## [Part of a data file]
———

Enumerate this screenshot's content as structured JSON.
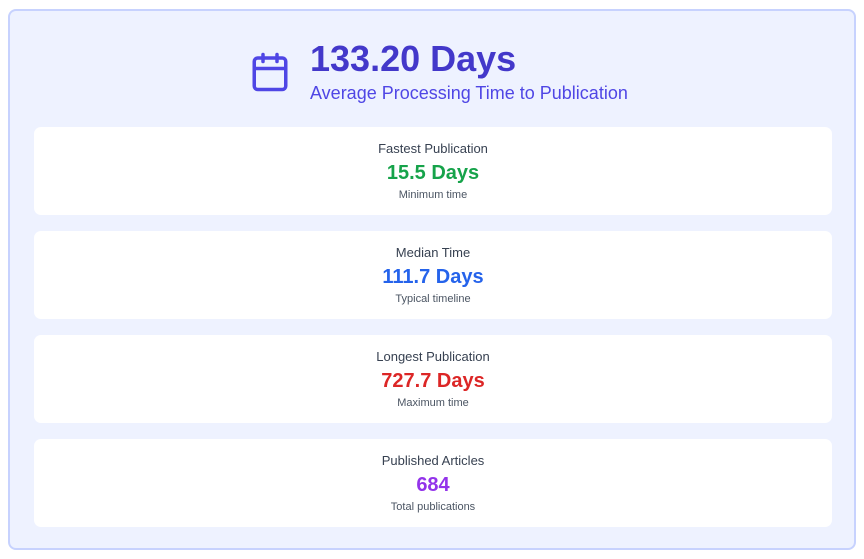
{
  "summary": {
    "value": "133.20 Days",
    "label": "Average Processing Time to Publication",
    "icon": "calendar-icon",
    "accent": "#4338ca"
  },
  "stats": [
    {
      "title": "Fastest Publication",
      "value": "15.5 Days",
      "subtitle": "Minimum time",
      "color": "#16a34a"
    },
    {
      "title": "Median Time",
      "value": "111.7 Days",
      "subtitle": "Typical timeline",
      "color": "#2563eb"
    },
    {
      "title": "Longest Publication",
      "value": "727.7 Days",
      "subtitle": "Maximum time",
      "color": "#dc2626"
    },
    {
      "title": "Published Articles",
      "value": "684",
      "subtitle": "Total publications",
      "color": "#9333ea"
    }
  ]
}
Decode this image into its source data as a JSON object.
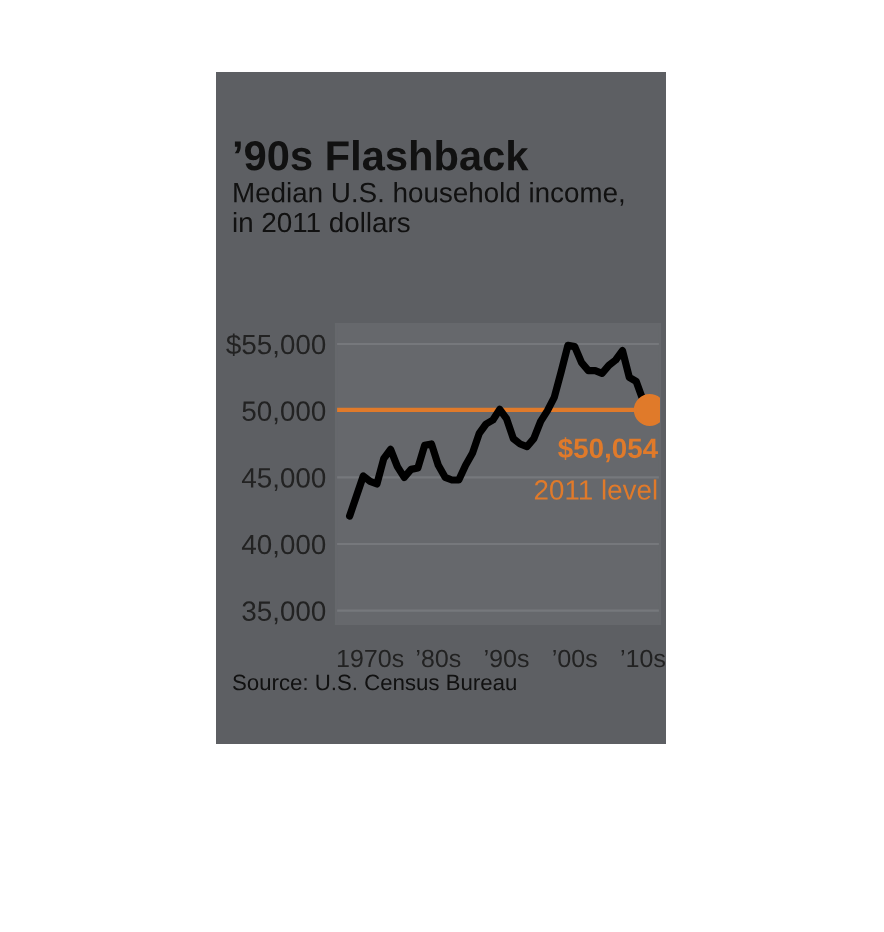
{
  "chart_data": {
    "type": "line",
    "title": "’90s Flashback",
    "subtitle": "Median U.S. household income,\nin 2011 dollars",
    "categories": [
      null,
      null,
      null,
      "1970s",
      null,
      null,
      null,
      null,
      null,
      null,
      null,
      null,
      null,
      "’80s",
      null,
      null,
      null,
      null,
      null,
      null,
      null,
      null,
      null,
      "’90s",
      null,
      null,
      null,
      null,
      null,
      null,
      null,
      null,
      null,
      "’00s",
      null,
      null,
      null,
      null,
      null,
      null,
      null,
      null,
      null,
      "’10s",
      null
    ],
    "series": [
      {
        "color": "#000000",
        "values": [
          42100,
          43600,
          45100,
          44700,
          44500,
          46400,
          47100,
          45800,
          45000,
          45600,
          45700,
          47400,
          47500,
          45900,
          45000,
          44800,
          44800,
          45900,
          46800,
          48300,
          49000,
          49300,
          50100,
          49400,
          47900,
          47500,
          47300,
          47900,
          49200,
          50000,
          51000,
          52900,
          54900,
          54800,
          53600,
          53000,
          53000,
          52800,
          53400,
          53800,
          54500,
          52500,
          52200,
          50800,
          50054
        ]
      },
      {
        "type": "scatter",
        "marker": "circle",
        "color": "#e07a2a",
        "values": [
          null,
          null,
          null,
          null,
          null,
          null,
          null,
          null,
          null,
          null,
          null,
          null,
          null,
          null,
          null,
          null,
          null,
          null,
          null,
          null,
          null,
          null,
          null,
          null,
          null,
          null,
          null,
          null,
          null,
          null,
          null,
          null,
          null,
          null,
          null,
          null,
          null,
          null,
          null,
          null,
          null,
          null,
          null,
          null,
          50054
        ]
      }
    ],
    "ylim": [
      34000,
      56500
    ],
    "yticks": [
      {
        "value": 35000,
        "label": "35,000"
      },
      {
        "value": 40000,
        "label": "40,000"
      },
      {
        "value": 45000,
        "label": "45,000"
      },
      {
        "value": 50000,
        "label": "50,000"
      },
      {
        "value": 55000,
        "label": "$55,000"
      }
    ],
    "ref_lines": [
      {
        "axis": "y",
        "value": 50054,
        "color": "#e07a2a"
      }
    ],
    "annotations": [
      {
        "text": "$50,054",
        "y": 50054
      },
      "2011 level",
      "Source: U.S. Census Bureau"
    ],
    "grid": "y",
    "line_style": "solid",
    "marker": "none"
  }
}
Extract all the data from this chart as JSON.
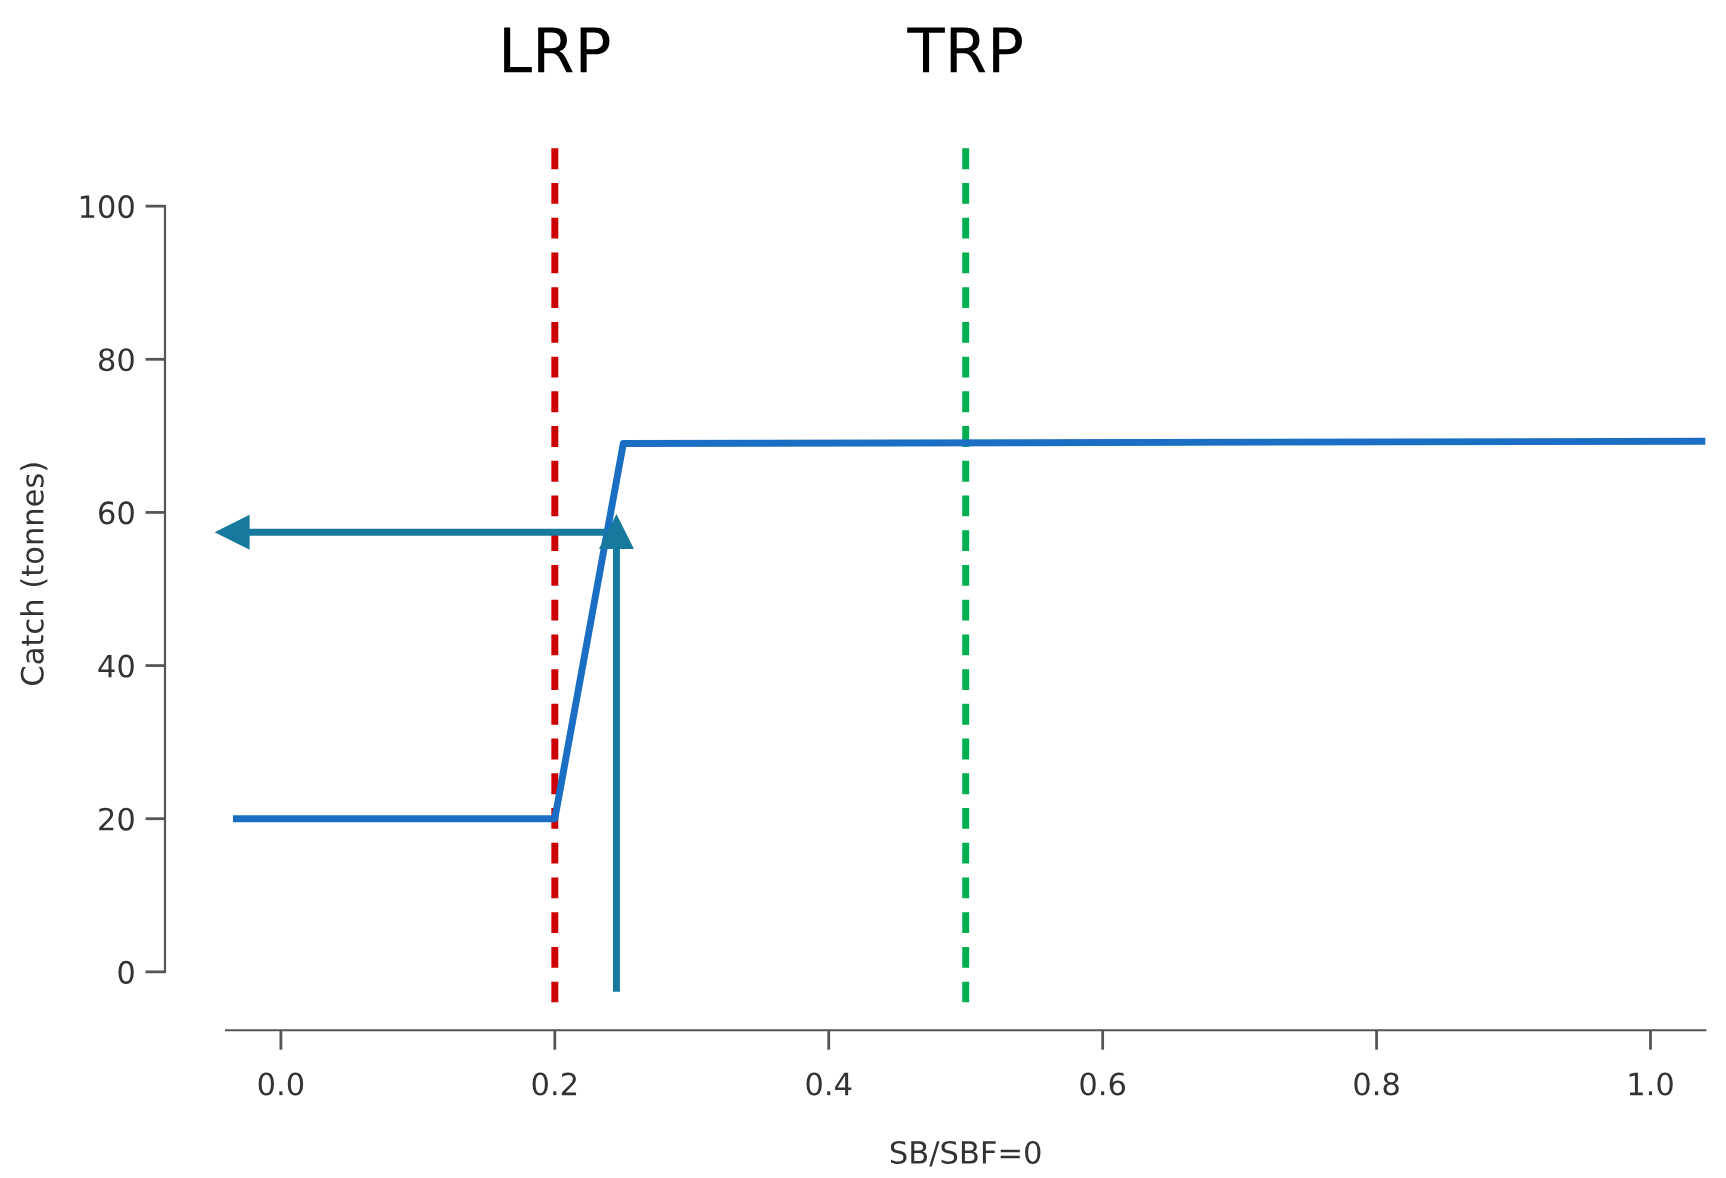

———

## [Directions for this task]
Search the entries for "Days" and copy out each line that has it.

## [Written answer]
    "value": "133.20 Days",
      "value": "15.5 Days",
      "value": "111.7 Days",
      "value": "727.7 Days",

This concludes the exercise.